- Short problem -
Copy out each line below that has the word "Output" in it.

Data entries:
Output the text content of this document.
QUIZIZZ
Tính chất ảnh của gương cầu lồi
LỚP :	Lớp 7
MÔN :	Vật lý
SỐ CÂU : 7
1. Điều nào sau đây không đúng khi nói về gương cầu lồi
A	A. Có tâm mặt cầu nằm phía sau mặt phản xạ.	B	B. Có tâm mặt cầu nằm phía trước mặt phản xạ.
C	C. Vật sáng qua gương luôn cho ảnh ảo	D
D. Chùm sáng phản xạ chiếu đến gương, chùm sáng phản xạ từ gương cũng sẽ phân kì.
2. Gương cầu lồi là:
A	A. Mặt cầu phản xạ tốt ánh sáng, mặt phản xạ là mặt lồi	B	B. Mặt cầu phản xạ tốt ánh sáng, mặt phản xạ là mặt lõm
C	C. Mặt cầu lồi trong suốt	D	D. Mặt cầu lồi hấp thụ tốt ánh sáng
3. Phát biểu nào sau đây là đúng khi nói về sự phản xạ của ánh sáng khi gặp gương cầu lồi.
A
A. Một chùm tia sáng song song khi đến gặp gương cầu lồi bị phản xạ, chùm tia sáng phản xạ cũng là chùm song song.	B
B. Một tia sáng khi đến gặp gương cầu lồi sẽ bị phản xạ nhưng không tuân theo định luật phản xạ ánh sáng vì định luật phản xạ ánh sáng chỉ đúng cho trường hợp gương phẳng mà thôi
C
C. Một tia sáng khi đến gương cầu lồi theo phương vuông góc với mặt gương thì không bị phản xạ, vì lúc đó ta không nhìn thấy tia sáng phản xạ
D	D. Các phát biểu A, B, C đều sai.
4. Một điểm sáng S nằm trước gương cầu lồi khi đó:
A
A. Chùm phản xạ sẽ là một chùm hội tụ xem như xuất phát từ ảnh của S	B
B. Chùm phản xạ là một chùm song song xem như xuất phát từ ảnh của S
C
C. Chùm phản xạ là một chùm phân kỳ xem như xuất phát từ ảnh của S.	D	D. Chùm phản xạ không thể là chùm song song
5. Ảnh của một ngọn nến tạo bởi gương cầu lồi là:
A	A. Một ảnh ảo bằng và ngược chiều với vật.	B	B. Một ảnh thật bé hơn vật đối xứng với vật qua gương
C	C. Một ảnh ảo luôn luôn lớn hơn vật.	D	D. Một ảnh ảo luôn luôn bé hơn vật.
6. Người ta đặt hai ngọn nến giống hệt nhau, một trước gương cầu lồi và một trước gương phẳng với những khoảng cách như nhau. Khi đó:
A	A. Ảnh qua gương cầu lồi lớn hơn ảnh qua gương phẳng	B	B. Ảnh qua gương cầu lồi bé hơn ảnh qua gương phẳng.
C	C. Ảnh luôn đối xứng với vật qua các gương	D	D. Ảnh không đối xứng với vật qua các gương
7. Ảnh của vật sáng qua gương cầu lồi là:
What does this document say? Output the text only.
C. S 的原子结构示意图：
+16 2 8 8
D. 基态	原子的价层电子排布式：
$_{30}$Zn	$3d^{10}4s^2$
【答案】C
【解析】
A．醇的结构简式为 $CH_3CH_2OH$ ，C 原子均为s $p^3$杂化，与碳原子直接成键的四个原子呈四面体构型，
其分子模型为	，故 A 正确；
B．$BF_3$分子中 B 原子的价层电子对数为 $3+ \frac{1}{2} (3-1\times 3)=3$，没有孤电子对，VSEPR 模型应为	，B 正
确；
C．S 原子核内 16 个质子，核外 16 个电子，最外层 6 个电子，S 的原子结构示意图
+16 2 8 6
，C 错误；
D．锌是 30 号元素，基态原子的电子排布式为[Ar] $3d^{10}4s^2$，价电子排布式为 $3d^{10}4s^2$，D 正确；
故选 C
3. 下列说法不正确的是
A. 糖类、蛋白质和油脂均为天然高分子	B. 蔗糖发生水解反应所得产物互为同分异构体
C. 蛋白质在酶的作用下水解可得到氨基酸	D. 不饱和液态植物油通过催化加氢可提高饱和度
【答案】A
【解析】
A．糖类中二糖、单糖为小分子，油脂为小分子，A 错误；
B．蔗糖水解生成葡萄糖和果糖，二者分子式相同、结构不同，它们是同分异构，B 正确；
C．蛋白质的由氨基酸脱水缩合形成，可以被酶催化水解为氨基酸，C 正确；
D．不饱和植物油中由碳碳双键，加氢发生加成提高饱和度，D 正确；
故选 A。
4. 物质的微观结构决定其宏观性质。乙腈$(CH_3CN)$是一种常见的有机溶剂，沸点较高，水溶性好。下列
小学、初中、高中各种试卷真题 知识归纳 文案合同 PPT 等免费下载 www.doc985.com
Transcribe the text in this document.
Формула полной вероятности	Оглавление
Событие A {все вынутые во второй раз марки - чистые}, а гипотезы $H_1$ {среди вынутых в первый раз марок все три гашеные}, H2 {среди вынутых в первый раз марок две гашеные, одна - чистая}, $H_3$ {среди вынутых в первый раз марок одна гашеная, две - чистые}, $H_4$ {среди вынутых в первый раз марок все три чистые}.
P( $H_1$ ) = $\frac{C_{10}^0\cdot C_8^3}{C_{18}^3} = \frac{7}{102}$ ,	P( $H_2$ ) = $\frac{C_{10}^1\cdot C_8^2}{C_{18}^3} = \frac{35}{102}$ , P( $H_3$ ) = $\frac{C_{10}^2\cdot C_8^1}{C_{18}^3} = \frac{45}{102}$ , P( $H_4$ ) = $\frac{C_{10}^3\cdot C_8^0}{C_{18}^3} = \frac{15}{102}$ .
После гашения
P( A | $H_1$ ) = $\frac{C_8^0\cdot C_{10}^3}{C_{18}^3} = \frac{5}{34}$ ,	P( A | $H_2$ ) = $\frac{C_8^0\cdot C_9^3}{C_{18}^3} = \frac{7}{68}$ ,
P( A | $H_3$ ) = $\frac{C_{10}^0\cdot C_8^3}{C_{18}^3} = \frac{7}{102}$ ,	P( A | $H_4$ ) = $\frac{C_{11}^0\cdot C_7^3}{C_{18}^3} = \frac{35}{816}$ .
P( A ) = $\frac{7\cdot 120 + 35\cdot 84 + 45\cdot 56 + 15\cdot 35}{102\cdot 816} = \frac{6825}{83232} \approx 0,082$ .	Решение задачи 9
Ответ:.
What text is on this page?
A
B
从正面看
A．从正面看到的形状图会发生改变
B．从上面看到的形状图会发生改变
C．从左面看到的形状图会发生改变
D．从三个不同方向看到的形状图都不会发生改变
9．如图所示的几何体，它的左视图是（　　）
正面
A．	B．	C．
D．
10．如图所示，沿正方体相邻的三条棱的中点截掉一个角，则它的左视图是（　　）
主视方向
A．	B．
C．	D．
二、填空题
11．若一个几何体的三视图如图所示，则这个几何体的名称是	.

- Response to the task -
Output the text content of this document.
What does this document say? Output the text only.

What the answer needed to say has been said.